**Problem**
Word for word, restate every line of the material.

(Rows from a dataset)
◆ ◆ ◆ ◆
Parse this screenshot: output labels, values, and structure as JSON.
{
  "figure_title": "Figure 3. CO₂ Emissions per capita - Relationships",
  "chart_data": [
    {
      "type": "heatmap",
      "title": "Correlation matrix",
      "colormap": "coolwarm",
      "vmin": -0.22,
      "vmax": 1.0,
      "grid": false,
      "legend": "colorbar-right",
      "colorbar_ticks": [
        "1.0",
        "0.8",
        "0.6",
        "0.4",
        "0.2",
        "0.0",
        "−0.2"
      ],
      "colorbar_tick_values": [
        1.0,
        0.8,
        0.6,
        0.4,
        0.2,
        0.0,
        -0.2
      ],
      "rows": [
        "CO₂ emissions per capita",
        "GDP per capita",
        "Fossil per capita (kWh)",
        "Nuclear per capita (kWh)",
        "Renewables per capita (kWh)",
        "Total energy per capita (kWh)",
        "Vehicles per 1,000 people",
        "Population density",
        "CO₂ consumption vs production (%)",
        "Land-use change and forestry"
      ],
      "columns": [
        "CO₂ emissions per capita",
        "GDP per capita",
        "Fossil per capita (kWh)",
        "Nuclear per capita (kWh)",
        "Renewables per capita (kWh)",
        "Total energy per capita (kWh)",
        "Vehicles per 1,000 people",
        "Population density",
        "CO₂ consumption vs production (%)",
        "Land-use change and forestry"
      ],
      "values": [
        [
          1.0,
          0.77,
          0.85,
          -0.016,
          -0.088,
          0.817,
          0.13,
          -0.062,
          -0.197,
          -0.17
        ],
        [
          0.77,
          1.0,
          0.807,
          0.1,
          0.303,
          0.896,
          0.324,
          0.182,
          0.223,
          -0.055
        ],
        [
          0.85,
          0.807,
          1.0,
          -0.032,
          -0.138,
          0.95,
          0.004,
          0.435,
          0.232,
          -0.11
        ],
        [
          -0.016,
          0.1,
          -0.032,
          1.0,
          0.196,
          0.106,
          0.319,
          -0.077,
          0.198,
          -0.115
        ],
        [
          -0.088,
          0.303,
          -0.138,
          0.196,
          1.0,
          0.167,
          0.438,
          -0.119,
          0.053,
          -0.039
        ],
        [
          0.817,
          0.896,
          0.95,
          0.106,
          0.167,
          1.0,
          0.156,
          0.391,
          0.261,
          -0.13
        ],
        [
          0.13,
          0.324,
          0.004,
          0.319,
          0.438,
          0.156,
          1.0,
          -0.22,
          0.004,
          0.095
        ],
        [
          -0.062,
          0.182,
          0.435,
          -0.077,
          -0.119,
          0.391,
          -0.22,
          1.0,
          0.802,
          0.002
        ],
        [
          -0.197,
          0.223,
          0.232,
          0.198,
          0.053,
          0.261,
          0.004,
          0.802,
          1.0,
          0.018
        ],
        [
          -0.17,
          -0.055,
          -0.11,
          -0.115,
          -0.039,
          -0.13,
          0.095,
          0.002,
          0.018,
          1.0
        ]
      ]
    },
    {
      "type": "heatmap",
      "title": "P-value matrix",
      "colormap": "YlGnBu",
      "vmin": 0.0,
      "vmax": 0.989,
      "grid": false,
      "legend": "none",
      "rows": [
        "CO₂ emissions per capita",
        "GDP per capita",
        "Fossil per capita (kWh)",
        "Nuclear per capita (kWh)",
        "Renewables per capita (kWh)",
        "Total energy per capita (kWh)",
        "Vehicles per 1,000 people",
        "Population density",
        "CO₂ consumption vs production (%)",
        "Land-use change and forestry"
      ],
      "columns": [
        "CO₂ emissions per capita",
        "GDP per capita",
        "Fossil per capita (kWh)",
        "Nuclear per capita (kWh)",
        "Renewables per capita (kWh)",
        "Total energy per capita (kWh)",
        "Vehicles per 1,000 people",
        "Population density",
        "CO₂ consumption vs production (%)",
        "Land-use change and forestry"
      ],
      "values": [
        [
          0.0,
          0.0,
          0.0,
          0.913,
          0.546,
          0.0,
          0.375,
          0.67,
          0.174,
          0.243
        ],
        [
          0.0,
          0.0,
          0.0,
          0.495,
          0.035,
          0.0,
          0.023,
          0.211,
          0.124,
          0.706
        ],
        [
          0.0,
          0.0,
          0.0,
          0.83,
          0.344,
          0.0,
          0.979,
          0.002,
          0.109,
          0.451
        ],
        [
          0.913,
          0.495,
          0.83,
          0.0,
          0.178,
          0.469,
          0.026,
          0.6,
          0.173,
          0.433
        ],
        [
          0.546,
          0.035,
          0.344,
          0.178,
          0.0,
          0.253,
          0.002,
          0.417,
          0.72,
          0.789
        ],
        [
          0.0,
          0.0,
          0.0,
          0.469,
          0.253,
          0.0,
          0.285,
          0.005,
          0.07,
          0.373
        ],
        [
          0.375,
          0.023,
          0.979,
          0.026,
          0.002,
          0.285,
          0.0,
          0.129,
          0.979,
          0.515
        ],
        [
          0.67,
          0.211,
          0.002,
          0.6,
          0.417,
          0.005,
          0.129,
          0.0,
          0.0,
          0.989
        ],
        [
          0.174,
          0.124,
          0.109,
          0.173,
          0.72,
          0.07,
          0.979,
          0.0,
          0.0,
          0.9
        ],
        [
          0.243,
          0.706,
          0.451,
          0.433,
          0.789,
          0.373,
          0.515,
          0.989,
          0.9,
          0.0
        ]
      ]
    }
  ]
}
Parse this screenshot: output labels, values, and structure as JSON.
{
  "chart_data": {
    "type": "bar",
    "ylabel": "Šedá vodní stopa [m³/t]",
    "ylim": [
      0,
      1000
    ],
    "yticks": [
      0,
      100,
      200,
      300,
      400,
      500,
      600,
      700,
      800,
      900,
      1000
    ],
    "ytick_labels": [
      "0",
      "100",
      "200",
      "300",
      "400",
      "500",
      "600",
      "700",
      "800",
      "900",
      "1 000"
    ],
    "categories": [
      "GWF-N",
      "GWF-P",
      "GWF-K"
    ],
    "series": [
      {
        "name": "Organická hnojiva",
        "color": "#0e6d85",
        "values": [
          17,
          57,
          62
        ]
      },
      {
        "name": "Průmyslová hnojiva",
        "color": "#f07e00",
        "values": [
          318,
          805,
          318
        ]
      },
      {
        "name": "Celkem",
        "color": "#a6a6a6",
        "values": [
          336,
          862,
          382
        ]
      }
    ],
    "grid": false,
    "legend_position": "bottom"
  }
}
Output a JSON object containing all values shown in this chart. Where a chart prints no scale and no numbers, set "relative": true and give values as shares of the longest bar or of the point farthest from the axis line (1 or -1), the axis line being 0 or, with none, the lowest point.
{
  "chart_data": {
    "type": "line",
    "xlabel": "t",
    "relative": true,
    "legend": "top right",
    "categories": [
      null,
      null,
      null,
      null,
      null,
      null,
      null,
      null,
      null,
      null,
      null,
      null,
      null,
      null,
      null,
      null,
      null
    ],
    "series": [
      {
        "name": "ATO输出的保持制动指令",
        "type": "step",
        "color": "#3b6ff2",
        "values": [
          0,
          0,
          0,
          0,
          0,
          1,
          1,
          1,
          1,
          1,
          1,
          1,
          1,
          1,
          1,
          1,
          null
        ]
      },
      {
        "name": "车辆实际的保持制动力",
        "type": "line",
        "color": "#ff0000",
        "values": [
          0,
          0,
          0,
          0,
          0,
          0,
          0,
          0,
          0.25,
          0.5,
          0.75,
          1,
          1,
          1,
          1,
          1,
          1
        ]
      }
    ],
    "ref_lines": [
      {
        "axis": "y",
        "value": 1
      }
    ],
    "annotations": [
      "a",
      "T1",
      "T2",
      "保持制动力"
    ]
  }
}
◆ ◆ ◆ ◆
**Worked solution**
Parse this screenshot: output labels, values, and structure as JSON.
{
  "figure_title": "Figure 3. CO₂ Emissions per capita - Relationships",
  "chart_data": [
    {
      "type": "heatmap",
      "title": "Correlation matrix",
      "colormap": "coolwarm",
      "vmin": -0.22,
      "vmax": 1.0,
      "grid": false,
      "legend": "colorbar-right",
      "colorbar_ticks": [
        "1.0",
        "0.8",
        "0.6",
        "0.4",
        "0.2",
        "0.0",
        "−0.2"
      ],
      "colorbar_tick_values": [
        1.0,
        0.8,
        0.6,
        0.4,
        0.2,
        0.0,
        -0.2
      ],
      "rows": [
        "CO₂ emissions per capita",
        "GDP per capita",
        "Fossil per capita (kWh)",
        "Nuclear per capita (kWh)",
        "Renewables per capita (kWh)",
        "Total energy per capita (kWh)",
        "Vehicles per 1,000 people",
        "Population density",
        "CO₂ consumption vs production (%)",
        "Land-use change and forestry"
      ],
      "columns": [
        "CO₂ emissions per capita",
        "GDP per capita",
        "Fossil per capita (kWh)",
        "Nuclear per capita (kWh)",
        "Renewables per capita (kWh)",
        "Total energy per capita (kWh)",
        "Vehicles per 1,000 people",
        "Population density",
        "CO₂ consumption vs production (%)",
        "Land-use change and forestry"
      ],
      "values": [
        [
          1.0,
          0.77,
          0.85,
          -0.016,
          -0.088,
          0.817,
          0.13,
          -0.062,
          -0.197,
          -0.17
        ],
        [
          0.77,
          1.0,
          0.807,
          0.1,
          0.303,
          0.896,
          0.324,
          0.182,
          0.223,
          -0.055
        ],
        [
          0.85,
          0.807,
          1.0,
          -0.032,
          -0.138,
          0.95,
          0.004,
          0.435,
          0.232,
          -0.11
        ],
        [
          -0.016,
          0.1,
          -0.032,
          1.0,
          0.196,
          0.106,
          0.319,
          -0.077,
          0.198,
          -0.115
        ],
        [
          -0.088,
          0.303,
          -0.138,
          0.196,
          1.0,
          0.167,
          0.438,
          -0.119,
          0.053,
          -0.039
        ],
        [
          0.817,
          0.896,
          0.95,
          0.106,
          0.167,
          1.0,
          0.156,
          0.391,
          0.261,
          -0.13
        ],
        [
          0.13,
          0.324,
          0.004,
          0.319,
          0.438,
          0.156,
          1.0,
          -0.22,
          0.004,
          0.095
        ],
        [
          -0.062,
          0.182,
          0.435,
          -0.077,
          -0.119,
          0.391,
          -0.22,
          1.0,
          0.802,
          0.002
        ],
        [
          -0.197,
          0.223,
          0.232,
          0.198,
          0.053,
          0.261,
          0.004,
          0.802,
          1.0,
          0.018
        ],
        [
          -0.17,
          -0.055,
          -0.11,
          -0.115,
          -0.039,
          -0.13,
          0.095,
          0.002,
          0.018,
          1.0
        ]
      ]
    },
    {
      "type": "heatmap",
      "title": "P-value matrix",
      "colormap": "YlGnBu",
      "vmin": 0.0,
      "vmax": 0.989,
      "grid": false,
      "legend": "none",
      "rows": [
        "CO₂ emissions per capita",
        "GDP per capita",
        "Fossil per capita (kWh)",
        "Nuclear per capita (kWh)",
        "Renewables per capita (kWh)",
        "Total energy per capita (kWh)",
        "Vehicles per 1,000 people",
        "Population density",
        "CO₂ consumption vs production (%)",
        "Land-use change and forestry"
      ],
      "columns": [
        "CO₂ emissions per capita",
        "GDP per capita",
        "Fossil per capita (kWh)",
        "Nuclear per capita (kWh)",
        "Renewables per capita (kWh)",
        "Total energy per capita (kWh)",
        "Vehicles per 1,000 people",
        "Population density",
        "CO₂ consumption vs production (%)",
        "Land-use change and forestry"
      ],
      "values": [
        [
          0.0,
          0.0,
          0.0,
          0.913,
          0.546,
          0.0,
          0.375,
          0.67,
          0.174,
          0.243
        ],
        [
          0.0,
          0.0,
          0.0,
          0.495,
          0.035,
          0.0,
          0.023,
          0.211,
          0.124,
          0.706
        ],
        [
          0.0,
          0.0,
          0.0,
          0.83,
          0.344,
          0.0,
          0.979,
          0.002,
          0.109,
          0.451
        ],
        [
          0.913,
          0.495,
          0.83,
          0.0,
          0.178,
          0.469,
          0.026,
          0.6,
          0.173,
          0.433
        ],
        [
          0.546,
          0.035,
          0.344,
          0.178,
          0.0,
          0.253,
          0.002,
          0.417,
          0.72,
          0.789
        ],
        [
          0.0,
          0.0,
          0.0,
          0.469,
          0.253,
          0.0,
          0.285,
          0.005,
          0.07,
          0.373
        ],
        [
          0.375,
          0.023,
          0.979,
          0.026,
          0.002,
          0.285,
          0.0,
          0.129,
          0.979,
          0.515
        ],
        [
          0.67,
          0.211,
          0.002,
          0.6,
          0.417,
          0.005,
          0.129,
          0.0,
          0.0,
          0.989
        ],
        [
          0.174,
          0.124,
          0.109,
          0.173,
          0.72,
          0.07,
          0.979,
          0.0,
          0.0,
          0.9
        ],
        [
          0.243,
          0.706,
          0.451,
          0.433,
          0.789,
          0.373,
          0.515,
          0.989,
          0.9,
          0.0
        ]
      ]
    }
  ]
}
Parse this screenshot: output labels, values, and structure as JSON.
{
  "chart_data": {
    "type": "bar",
    "ylabel": "Šedá vodní stopa [m³/t]",
    "ylim": [
      0,
      1000
    ],
    "yticks": [
      0,
      100,
      200,
      300,
      400,
      500,
      600,
      700,
      800,
      900,
      1000
    ],
    "ytick_labels": [
      "0",
      "100",
      "200",
      "300",
      "400",
      "500",
      "600",
      "700",
      "800",
      "900",
      "1 000"
    ],
    "categories": [
      "GWF-N",
      "GWF-P",
      "GWF-K"
    ],
    "series": [
      {
        "name": "Organická hnojiva",
        "color": "#0e6d85",
        "values": [
          17,
          57,
          62
        ]
      },
      {
        "name": "Průmyslová hnojiva",
        "color": "#f07e00",
        "values": [
          318,
          805,
          318
        ]
      },
      {
        "name": "Celkem",
        "color": "#a6a6a6",
        "values": [
          336,
          862,
          382
        ]
      }
    ],
    "grid": false,
    "legend_position": "bottom"
  }
}
Output a JSON object containing all values shown in this chart. Where a chart prints no scale and no numbers, set "relative": true and give values as shares of the longest bar or of the point farthest from the axis line (1 or -1), the axis line being 0 or, with none, the lowest point.
{
  "chart_data": {
    "type": "line",
    "xlabel": "t",
    "relative": true,
    "legend": "top right",
    "categories": [
      null,
      null,
      null,
      null,
      null,
      null,
      null,
      null,
      null,
      null,
      null,
      null,
      null,
      null,
      null,
      null,
      null
    ],
    "series": [
      {
        "name": "ATO输出的保持制动指令",
        "type": "step",
        "color": "#3b6ff2",
        "values": [
          0,
          0,
          0,
          0,
          0,
          1,
          1,
          1,
          1,
          1,
          1,
          1,
          1,
          1,
          1,
          1,
          null
        ]
      },
      {
        "name": "车辆实际的保持制动力",
        "type": "line",
        "color": "#ff0000",
        "values": [
          0,
          0,
          0,
          0,
          0,
          0,
          0,
          0,
          0.25,
          0.5,
          0.75,
          1,
          1,
          1,
          1,
          1,
          1
        ]
      }
    ],
    "ref_lines": [
      {
        "axis": "y",
        "value": 1
      }
    ],
    "annotations": [
      "a",
      "T1",
      "T2",
      "保持制动力"
    ]
  }
}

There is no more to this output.